• _Task instructions_
Word for word, transcribe the data below.

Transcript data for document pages
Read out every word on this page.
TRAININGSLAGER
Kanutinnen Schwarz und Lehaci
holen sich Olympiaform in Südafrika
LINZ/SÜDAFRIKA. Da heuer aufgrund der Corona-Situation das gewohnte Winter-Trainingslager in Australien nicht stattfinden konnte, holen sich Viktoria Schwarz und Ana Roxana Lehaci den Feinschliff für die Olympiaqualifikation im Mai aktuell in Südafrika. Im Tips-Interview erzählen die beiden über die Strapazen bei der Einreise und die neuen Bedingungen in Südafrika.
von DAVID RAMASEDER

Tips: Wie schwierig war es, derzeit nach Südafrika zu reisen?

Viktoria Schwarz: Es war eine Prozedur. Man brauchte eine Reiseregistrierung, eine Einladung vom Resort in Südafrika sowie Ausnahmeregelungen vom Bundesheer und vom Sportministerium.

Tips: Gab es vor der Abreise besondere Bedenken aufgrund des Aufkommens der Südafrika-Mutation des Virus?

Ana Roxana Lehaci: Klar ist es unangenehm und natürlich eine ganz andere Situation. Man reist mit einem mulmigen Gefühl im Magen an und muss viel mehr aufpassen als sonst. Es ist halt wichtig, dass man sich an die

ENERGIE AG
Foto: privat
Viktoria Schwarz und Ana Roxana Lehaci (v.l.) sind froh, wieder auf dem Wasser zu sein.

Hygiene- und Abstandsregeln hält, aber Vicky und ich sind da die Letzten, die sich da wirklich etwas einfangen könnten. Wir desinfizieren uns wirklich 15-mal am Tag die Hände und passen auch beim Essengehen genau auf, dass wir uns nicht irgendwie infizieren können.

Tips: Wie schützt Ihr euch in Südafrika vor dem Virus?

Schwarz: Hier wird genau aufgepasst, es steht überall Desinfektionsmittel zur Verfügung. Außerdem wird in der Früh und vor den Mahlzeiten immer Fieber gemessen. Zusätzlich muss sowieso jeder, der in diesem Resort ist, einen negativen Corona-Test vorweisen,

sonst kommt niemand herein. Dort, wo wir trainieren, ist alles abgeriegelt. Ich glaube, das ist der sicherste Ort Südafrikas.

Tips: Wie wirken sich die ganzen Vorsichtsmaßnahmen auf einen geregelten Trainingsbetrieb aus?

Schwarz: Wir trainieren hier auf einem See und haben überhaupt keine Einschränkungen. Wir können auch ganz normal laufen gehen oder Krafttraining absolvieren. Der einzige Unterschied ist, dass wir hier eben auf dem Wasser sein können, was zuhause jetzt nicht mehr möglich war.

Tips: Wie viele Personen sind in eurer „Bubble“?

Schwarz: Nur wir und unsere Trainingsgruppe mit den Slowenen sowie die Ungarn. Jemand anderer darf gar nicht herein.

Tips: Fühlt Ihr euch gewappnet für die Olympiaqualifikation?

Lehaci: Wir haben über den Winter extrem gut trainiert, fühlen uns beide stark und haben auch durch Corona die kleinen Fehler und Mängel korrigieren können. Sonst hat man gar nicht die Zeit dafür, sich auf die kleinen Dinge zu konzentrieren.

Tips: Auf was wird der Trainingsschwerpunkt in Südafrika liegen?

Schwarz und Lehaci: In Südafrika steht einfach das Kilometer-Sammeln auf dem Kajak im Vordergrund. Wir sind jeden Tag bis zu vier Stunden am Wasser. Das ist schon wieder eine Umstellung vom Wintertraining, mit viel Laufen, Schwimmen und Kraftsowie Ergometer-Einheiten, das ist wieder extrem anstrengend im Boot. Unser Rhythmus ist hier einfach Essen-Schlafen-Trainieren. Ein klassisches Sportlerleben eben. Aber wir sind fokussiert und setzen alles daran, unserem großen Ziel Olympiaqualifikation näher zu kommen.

• _The completed task_
Read out every word on this page.
TRAININGSLAGER
Kanutinnen Schwarz und Lehaci
holen sich Olympiaform in Südafrika
LINZ/SÜDAFRIKA. Da heuer aufgrund der Corona-Situation das gewohnte Winter-Trainingslager in Australien nicht stattfinden konnte, holen sich Viktoria Schwarz und Ana Roxana Lehaci den Feinschliff für die Olympiaqualifikation im Mai aktuell in Südafrika. Im Tips-Interview erzählen die beiden über die Strapazen bei der Einreise und die neuen Bedingungen in Südafrika.
von DAVID RAMASEDER

Tips: Wie schwierig war es, derzeit nach Südafrika zu reisen?

Viktoria Schwarz: Es war eine Prozedur. Man brauchte eine Reiseregistrierung, eine Einladung vom Resort in Südafrika sowie Ausnahmeregelungen vom Bundesheer und vom Sportministerium.

Tips: Gab es vor der Abreise besondere Bedenken aufgrund des Aufkommens der Südafrika-Mutation des Virus?

Ana Roxana Lehaci: Klar ist es unangenehm und natürlich eine ganz andere Situation. Man reist mit einem mulmigen Gefühl im Magen an und muss viel mehr aufpassen als sonst. Es ist halt wichtig, dass man sich an die

ENERGIE AG
Foto: privat
Viktoria Schwarz und Ana Roxana Lehaci (v.l.) sind froh, wieder auf dem Wasser zu sein.

Hygiene- und Abstandsregeln hält, aber Vicky und ich sind da die Letzten, die sich da wirklich etwas einfangen könnten. Wir desinfizieren uns wirklich 15-mal am Tag die Hände und passen auch beim Essengehen genau auf, dass wir uns nicht irgendwie infizieren können.

Tips: Wie schützt Ihr euch in Südafrika vor dem Virus?

Schwarz: Hier wird genau aufgepasst, es steht überall Desinfektionsmittel zur Verfügung. Außerdem wird in der Früh und vor den Mahlzeiten immer Fieber gemessen. Zusätzlich muss sowieso jeder, der in diesem Resort ist, einen negativen Corona-Test vorweisen,

sonst kommt niemand herein. Dort, wo wir trainieren, ist alles abgeriegelt. Ich glaube, das ist der sicherste Ort Südafrikas.

Tips: Wie wirken sich die ganzen Vorsichtsmaßnahmen auf einen geregelten Trainingsbetrieb aus?

Schwarz: Wir trainieren hier auf einem See und haben überhaupt keine Einschränkungen. Wir können auch ganz normal laufen gehen oder Krafttraining absolvieren. Der einzige Unterschied ist, dass wir hier eben auf dem Wasser sein können, was zuhause jetzt nicht mehr möglich war.

Tips: Wie viele Personen sind in eurer „Bubble“?

Schwarz: Nur wir und unsere Trainingsgruppe mit den Slowenen sowie die Ungarn. Jemand anderer darf gar nicht herein.

Tips: Fühlt Ihr euch gewappnet für die Olympiaqualifikation?

Lehaci: Wir haben über den Winter extrem gut trainiert, fühlen uns beide stark und haben auch durch Corona die kleinen Fehler und Mängel korrigieren können. Sonst hat man gar nicht die Zeit dafür, sich auf die kleinen Dinge zu konzentrieren.

Tips: Auf was wird der Trainingsschwerpunkt in Südafrika liegen?

Schwarz und Lehaci: In Südafrika steht einfach das Kilometer-Sammeln auf dem Kajak im Vordergrund. Wir sind jeden Tag bis zu vier Stunden am Wasser. Das ist schon wieder eine Umstellung vom Wintertraining, mit viel Laufen, Schwimmen und Kraftsowie Ergometer-Einheiten, das ist wieder extrem anstrengend im Boot. Unser Rhythmus ist hier einfach Essen-Schlafen-Trainieren. Ein klassisches Sportlerleben eben. Aber wir sind fokussiert und setzen alles daran, unserem großen Ziel Olympiaqualifikation näher zu kommen.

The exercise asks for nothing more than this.